:: Dataset excerpts

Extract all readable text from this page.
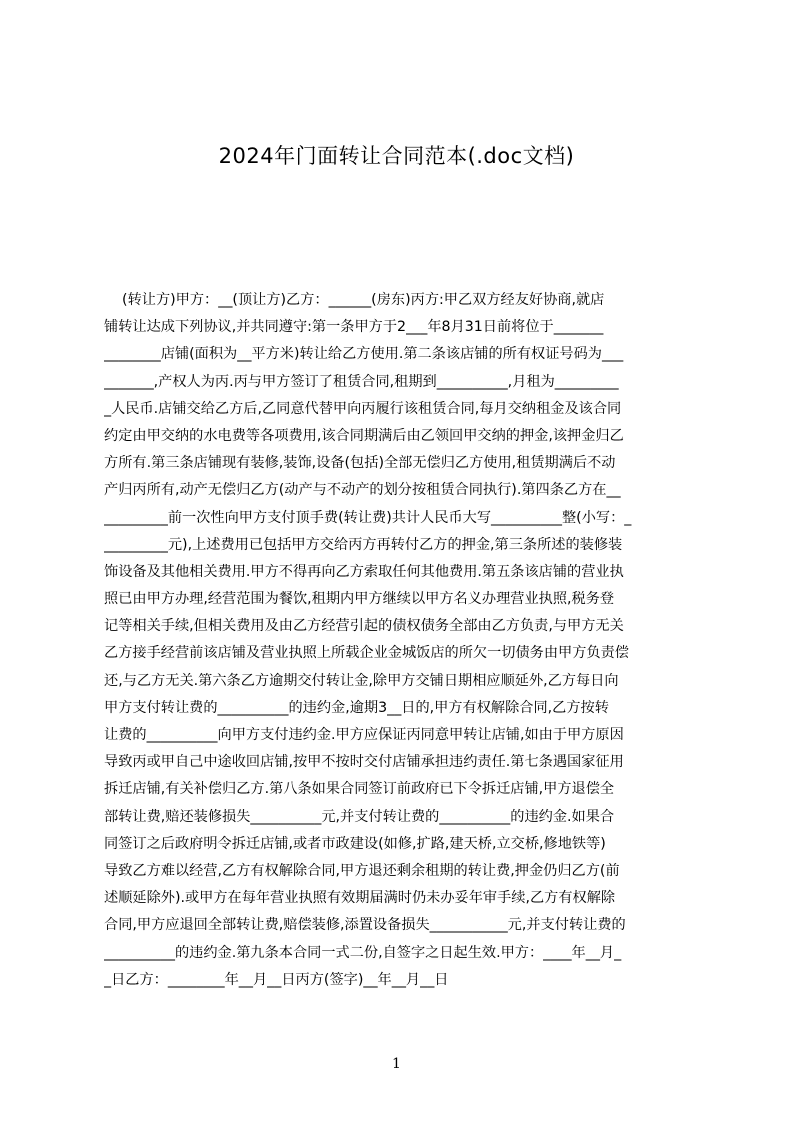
2024年门面转让合同范本(.doc文档)
(转让方)甲方：__(顶让方)乙方：______(房东)丙方:甲乙双方经友好协商,就店
铺转让达成下列协议,并共同遵守:第一条甲方于2___年8月31日前将位于_______
________店铺(面积为__平方米)转让给乙方使用.第二条该店铺的所有权证号码为___
_______,产权人为丙.丙与甲方签订了租赁合同,租期到__________,月租为_________
_人民币.店铺交给乙方后,乙同意代替甲向丙履行该租赁合同,每月交纳租金及该合同
约定由甲交纳的水电费等各项费用,该合同期满后由乙领回甲交纳的押金,该押金归乙
方所有.第三条店铺现有装修,装饰,设备(包括)全部无偿归乙方使用,租赁期满后不动
产归丙所有,动产无偿归乙方(动产与不动产的划分按租赁合同执行).第四条乙方在__
_________前一次性向甲方支付顶手费(转让费)共计人民币大写__________整(小写：_
_________元),上述费用已包括甲方交给丙方再转付乙方的押金,第三条所述的装修装
饰设备及其他相关费用.甲方不得再向乙方索取任何其他费用.第五条该店铺的营业执
照已由甲方办理,经营范围为餐饮,租期内甲方继续以甲方名义办理营业执照,税务登
记等相关手续,但相关费用及由乙方经营引起的债权债务全部由乙方负责,与甲方无关
乙方接手经营前该店铺及营业执照上所载企业金城饭店的所欠一切债务由甲方负责偿
还,与乙方无关.第六条乙方逾期交付转让金,除甲方交铺日期相应顺延外,乙方每日向
甲方支付转让费的__________的违约金,逾期3__日的,甲方有权解除合同,乙方按转
让费的__________向甲方支付违约金.甲方应保证丙同意甲转让店铺,如由于甲方原因
导致丙或甲自己中途收回店铺,按甲不按时交付店铺承担违约责任.第七条遇国家征用
拆迁店铺,有关补偿归乙方.第八条如果合同签订前政府已下令拆迁店铺,甲方退偿全
部转让费,赔还装修损失__________元,并支付转让费的__________的违约金.如果合
同签订之后政府明令拆迁店铺,或者市政建设(如修,扩路,建天桥,立交桥,修地铁等)
导致乙方难以经营,乙方有权解除合同,甲方退还剩余租期的转让费,押金仍归乙方(前
述顺延除外).或甲方在每年营业执照有效期届满时仍未办妥年审手续,乙方有权解除
合同,甲方应退回全部转让费,赔偿装修,添置设备损失___________元,并支付转让费的
__________的违约金.第九条本合同一式二份,自签字之日起生效.甲方：____年__月_
_日乙方：________年__月__日丙方(签字)__年__月__日
1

::::

Leave out the pictures and output the rest of the material exactly as written.

Extract all readable text from this page.
2024年门面转让合同范本(.doc文档)
(转让方)甲方：__(顶让方)乙方：______(房东)丙方:甲乙双方经友好协商,就店
铺转让达成下列协议,并共同遵守:第一条甲方于2___年8月31日前将位于_______
________店铺(面积为__平方米)转让给乙方使用.第二条该店铺的所有权证号码为___
_______,产权人为丙.丙与甲方签订了租赁合同,租期到__________,月租为_________
_人民币.店铺交给乙方后,乙同意代替甲向丙履行该租赁合同,每月交纳租金及该合同
约定由甲交纳的水电费等各项费用,该合同期满后由乙领回甲交纳的押金,该押金归乙
方所有.第三条店铺现有装修,装饰,设备(包括)全部无偿归乙方使用,租赁期满后不动
产归丙所有,动产无偿归乙方(动产与不动产的划分按租赁合同执行).第四条乙方在__
_________前一次性向甲方支付顶手费(转让费)共计人民币大写__________整(小写：_
_________元),上述费用已包括甲方交给丙方再转付乙方的押金,第三条所述的装修装
饰设备及其他相关费用.甲方不得再向乙方索取任何其他费用.第五条该店铺的营业执
照已由甲方办理,经营范围为餐饮,租期内甲方继续以甲方名义办理营业执照,税务登
记等相关手续,但相关费用及由乙方经营引起的债权债务全部由乙方负责,与甲方无关
乙方接手经营前该店铺及营业执照上所载企业金城饭店的所欠一切债务由甲方负责偿
还,与乙方无关.第六条乙方逾期交付转让金,除甲方交铺日期相应顺延外,乙方每日向
甲方支付转让费的__________的违约金,逾期3__日的,甲方有权解除合同,乙方按转
让费的__________向甲方支付违约金.甲方应保证丙同意甲转让店铺,如由于甲方原因
导致丙或甲自己中途收回店铺,按甲不按时交付店铺承担违约责任.第七条遇国家征用
拆迁店铺,有关补偿归乙方.第八条如果合同签订前政府已下令拆迁店铺,甲方退偿全
部转让费,赔还装修损失__________元,并支付转让费的__________的违约金.如果合
同签订之后政府明令拆迁店铺,或者市政建设(如修,扩路,建天桥,立交桥,修地铁等)
导致乙方难以经营,乙方有权解除合同,甲方退还剩余租期的转让费,押金仍归乙方(前
述顺延除外).或甲方在每年营业执照有效期届满时仍未办妥年审手续,乙方有权解除
合同,甲方应退回全部转让费,赔偿装修,添置设备损失___________元,并支付转让费的
__________的违约金.第九条本合同一式二份,自签字之日起生效.甲方：____年__月_
_日乙方：________年__月__日丙方(签字)__年__月__日
1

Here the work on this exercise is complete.